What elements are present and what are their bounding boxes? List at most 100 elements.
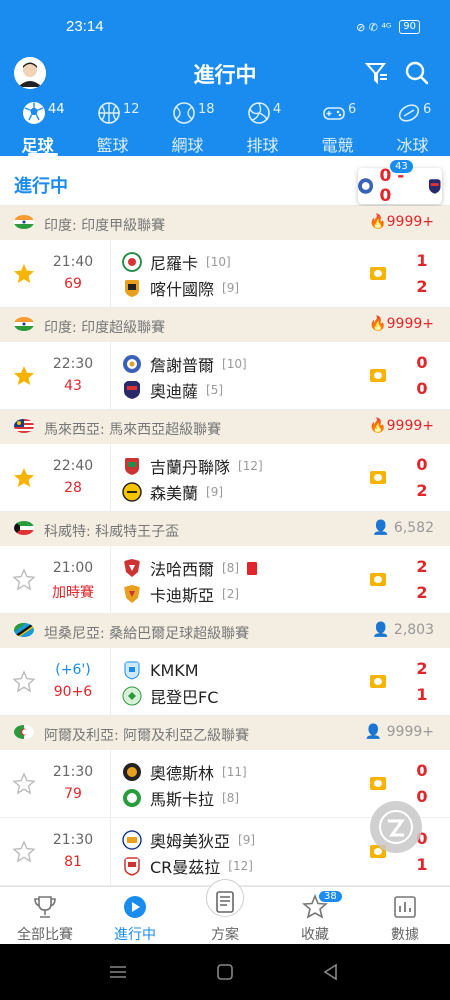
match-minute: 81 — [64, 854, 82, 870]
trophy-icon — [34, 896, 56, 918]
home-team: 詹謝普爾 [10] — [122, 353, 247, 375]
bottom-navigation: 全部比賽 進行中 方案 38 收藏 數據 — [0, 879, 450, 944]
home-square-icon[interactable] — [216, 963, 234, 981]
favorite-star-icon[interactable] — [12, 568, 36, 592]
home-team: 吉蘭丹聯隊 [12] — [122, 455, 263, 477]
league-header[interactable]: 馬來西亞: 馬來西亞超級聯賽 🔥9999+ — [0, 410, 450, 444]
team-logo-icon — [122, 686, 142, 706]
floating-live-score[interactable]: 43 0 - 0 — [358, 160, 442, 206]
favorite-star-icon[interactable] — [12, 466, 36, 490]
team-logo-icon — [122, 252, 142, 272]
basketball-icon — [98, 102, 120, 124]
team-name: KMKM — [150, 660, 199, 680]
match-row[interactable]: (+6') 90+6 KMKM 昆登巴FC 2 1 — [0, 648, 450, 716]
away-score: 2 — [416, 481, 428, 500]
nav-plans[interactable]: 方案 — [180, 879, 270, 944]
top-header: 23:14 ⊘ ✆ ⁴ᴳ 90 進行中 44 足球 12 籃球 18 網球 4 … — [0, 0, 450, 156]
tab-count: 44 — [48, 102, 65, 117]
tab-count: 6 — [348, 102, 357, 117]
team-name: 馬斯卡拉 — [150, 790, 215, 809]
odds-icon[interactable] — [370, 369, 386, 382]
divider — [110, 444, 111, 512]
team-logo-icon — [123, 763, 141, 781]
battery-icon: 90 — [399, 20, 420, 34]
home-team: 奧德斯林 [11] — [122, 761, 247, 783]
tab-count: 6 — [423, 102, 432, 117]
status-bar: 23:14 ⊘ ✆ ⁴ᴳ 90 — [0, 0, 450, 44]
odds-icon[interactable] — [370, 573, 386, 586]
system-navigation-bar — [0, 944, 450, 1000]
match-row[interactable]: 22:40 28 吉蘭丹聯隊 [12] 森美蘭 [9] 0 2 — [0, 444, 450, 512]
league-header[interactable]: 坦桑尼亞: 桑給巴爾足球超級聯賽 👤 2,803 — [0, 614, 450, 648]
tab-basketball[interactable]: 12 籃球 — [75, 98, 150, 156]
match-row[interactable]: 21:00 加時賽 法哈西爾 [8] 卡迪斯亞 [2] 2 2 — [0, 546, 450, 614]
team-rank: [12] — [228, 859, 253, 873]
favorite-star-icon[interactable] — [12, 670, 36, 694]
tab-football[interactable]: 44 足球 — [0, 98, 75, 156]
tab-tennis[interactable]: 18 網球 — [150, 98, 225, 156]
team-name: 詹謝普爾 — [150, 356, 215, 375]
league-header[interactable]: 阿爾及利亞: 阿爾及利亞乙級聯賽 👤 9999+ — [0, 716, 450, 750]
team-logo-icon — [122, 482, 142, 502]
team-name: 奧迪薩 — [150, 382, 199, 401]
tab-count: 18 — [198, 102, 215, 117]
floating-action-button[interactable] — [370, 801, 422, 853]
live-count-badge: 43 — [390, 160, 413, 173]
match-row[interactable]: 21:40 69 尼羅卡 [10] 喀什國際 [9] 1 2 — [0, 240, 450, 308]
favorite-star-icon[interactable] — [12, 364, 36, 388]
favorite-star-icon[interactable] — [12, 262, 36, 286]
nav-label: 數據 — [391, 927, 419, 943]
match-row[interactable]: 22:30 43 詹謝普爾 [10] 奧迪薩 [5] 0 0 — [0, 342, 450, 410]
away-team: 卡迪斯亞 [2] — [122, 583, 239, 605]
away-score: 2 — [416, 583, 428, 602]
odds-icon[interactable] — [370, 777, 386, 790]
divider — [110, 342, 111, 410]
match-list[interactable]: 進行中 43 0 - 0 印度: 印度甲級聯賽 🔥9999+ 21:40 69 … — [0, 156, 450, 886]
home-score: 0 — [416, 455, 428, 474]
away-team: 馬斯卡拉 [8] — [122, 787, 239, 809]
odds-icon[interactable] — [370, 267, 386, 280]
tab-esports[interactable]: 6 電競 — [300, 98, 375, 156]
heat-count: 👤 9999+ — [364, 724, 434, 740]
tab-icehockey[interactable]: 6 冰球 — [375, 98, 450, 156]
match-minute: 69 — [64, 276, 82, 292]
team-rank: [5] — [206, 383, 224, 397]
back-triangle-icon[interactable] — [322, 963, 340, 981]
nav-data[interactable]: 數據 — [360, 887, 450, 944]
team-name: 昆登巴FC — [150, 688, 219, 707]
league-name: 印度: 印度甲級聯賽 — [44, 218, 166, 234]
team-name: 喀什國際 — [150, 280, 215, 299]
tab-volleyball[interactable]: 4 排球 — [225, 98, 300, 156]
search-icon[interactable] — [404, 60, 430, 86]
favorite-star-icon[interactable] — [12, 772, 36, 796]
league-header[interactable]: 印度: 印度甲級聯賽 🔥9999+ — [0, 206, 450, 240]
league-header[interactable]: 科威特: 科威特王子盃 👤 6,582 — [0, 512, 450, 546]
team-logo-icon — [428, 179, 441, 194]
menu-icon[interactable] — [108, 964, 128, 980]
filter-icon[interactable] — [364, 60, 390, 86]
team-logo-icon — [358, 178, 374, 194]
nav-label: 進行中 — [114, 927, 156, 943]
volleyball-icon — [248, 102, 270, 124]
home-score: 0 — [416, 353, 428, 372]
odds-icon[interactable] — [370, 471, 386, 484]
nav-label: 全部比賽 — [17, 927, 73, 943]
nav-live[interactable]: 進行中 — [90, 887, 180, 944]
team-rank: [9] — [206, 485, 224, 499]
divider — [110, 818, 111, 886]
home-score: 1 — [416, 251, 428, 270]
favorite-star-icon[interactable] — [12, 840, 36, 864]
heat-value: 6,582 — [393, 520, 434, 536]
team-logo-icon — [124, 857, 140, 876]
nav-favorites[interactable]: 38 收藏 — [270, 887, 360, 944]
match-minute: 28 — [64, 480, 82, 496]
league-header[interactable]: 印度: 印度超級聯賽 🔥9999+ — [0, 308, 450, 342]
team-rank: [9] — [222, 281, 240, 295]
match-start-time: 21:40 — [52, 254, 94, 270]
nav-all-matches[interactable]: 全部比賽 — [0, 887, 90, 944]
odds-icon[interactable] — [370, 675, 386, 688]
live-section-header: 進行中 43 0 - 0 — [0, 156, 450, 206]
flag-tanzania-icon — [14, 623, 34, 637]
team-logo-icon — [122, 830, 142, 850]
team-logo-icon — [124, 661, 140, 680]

---

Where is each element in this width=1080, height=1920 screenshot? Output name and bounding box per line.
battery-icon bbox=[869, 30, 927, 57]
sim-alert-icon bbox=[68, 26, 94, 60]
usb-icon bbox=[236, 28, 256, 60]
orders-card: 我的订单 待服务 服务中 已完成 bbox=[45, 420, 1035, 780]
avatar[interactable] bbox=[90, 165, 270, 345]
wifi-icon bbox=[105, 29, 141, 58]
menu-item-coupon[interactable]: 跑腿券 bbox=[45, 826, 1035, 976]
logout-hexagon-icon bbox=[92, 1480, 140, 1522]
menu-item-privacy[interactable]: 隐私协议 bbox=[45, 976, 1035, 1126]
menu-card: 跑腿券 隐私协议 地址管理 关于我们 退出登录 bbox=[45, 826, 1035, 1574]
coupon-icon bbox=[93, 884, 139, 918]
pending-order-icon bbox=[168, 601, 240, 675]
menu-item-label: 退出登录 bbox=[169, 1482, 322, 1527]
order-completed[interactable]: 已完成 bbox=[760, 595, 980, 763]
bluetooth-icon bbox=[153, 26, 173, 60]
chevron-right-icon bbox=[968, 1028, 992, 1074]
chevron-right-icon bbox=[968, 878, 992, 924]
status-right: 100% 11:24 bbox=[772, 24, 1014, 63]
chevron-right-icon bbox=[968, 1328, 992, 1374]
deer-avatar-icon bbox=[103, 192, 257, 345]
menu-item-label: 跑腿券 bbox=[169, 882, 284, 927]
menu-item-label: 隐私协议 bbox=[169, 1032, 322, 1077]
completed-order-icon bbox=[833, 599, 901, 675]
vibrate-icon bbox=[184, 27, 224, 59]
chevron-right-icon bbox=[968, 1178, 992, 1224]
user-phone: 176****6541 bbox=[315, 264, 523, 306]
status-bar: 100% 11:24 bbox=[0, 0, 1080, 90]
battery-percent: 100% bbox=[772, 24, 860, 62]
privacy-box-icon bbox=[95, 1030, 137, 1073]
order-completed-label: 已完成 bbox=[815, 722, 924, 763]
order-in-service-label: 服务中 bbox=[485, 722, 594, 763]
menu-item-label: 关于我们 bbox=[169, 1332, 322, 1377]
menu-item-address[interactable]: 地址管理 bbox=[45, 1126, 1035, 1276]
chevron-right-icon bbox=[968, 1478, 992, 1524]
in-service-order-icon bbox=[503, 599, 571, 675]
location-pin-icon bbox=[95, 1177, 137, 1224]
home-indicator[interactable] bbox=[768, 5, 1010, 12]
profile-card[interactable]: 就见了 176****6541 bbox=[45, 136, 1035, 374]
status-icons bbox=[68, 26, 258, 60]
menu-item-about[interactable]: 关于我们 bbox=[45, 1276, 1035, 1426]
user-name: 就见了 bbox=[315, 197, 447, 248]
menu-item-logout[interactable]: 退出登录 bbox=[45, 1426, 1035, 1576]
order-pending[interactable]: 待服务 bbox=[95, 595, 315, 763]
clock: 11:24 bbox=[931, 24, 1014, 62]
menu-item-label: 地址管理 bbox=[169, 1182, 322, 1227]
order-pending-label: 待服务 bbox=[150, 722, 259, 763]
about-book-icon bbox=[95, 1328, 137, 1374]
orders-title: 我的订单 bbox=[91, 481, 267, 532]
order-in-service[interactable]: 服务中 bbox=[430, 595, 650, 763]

...

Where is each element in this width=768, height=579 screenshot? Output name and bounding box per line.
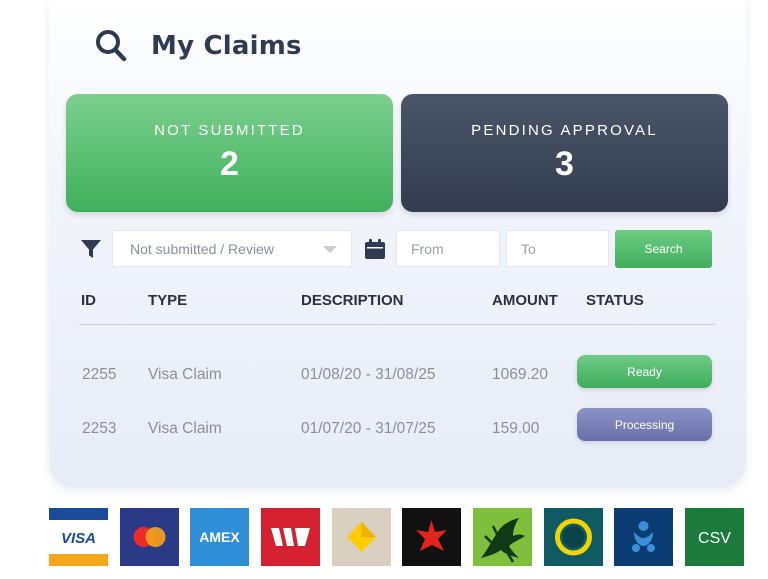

DIRECTIONS - Copy the rows from the line with "What elements are" to the line with "floating-live-score[interactable]: 43 0", including both of those lines, and omit the pictures from your answer.

WRITTEN SOLUTION -
What elements are present and what are their bounding boxes? List at most 100 elements.
match-minute: 81 — [64, 854, 82, 870]
trophy-icon — [34, 896, 56, 918]
home-team: 詹謝普爾 [10] — [122, 353, 247, 375]
bottom-navigation: 全部比賽 進行中 方案 38 收藏 數據 — [0, 879, 450, 944]
home-square-icon[interactable] — [216, 963, 234, 981]
favorite-star-icon[interactable] — [12, 568, 36, 592]
home-team: 吉蘭丹聯隊 [12] — [122, 455, 263, 477]
league-header[interactable]: 馬來西亞: 馬來西亞超級聯賽 🔥9999+ — [0, 410, 450, 444]
team-logo-icon — [122, 686, 142, 706]
floating-live-score[interactable]: 43 0 - 0 — [358, 160, 442, 206]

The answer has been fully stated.